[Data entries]
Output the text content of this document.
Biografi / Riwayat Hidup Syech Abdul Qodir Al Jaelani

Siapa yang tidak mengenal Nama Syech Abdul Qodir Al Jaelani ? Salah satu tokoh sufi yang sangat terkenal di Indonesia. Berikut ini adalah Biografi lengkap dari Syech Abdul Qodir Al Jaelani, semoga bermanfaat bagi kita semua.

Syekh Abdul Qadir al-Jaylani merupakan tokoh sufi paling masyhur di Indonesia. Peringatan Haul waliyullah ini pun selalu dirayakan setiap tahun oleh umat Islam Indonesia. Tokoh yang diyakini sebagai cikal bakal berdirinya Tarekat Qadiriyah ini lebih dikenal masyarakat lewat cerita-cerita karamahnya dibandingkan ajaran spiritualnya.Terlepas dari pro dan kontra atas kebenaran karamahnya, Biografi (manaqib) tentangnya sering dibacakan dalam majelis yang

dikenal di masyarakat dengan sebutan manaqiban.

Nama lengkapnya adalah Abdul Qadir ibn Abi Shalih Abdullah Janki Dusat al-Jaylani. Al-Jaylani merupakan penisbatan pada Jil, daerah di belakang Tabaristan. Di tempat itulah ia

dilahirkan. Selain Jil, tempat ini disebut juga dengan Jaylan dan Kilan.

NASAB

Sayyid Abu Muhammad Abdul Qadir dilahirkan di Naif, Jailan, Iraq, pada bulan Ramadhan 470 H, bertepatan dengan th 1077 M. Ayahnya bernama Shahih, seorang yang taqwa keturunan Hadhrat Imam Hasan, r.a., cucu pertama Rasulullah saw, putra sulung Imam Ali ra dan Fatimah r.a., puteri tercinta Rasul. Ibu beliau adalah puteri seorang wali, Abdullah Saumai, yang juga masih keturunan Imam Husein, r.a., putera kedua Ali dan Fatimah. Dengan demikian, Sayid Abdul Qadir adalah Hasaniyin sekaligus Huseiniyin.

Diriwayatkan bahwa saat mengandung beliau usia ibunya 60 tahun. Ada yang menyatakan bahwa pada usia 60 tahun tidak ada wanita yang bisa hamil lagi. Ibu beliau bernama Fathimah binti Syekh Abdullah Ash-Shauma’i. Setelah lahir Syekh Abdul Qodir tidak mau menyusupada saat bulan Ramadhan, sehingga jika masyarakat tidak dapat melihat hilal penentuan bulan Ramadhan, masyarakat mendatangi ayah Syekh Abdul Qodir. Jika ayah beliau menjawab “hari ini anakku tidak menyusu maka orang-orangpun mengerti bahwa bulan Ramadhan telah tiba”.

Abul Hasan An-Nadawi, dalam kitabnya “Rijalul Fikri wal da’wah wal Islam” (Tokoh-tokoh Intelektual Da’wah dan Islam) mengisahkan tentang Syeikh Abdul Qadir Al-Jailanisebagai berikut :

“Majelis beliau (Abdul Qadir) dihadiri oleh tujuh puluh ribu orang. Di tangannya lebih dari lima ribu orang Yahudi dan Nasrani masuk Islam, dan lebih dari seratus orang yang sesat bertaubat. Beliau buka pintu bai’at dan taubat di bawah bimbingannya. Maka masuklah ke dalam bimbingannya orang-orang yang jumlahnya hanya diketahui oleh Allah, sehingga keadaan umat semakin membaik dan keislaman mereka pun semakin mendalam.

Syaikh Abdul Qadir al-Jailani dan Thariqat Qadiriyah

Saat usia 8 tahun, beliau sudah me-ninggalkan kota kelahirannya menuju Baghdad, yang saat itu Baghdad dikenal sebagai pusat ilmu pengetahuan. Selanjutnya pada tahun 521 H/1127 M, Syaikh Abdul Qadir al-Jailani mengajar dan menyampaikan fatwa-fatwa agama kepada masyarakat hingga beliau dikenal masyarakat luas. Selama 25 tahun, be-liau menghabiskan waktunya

= Task to complete =
Determine how many lines include the word "Qadiriyah" and report that number by itself.

= Response below =
2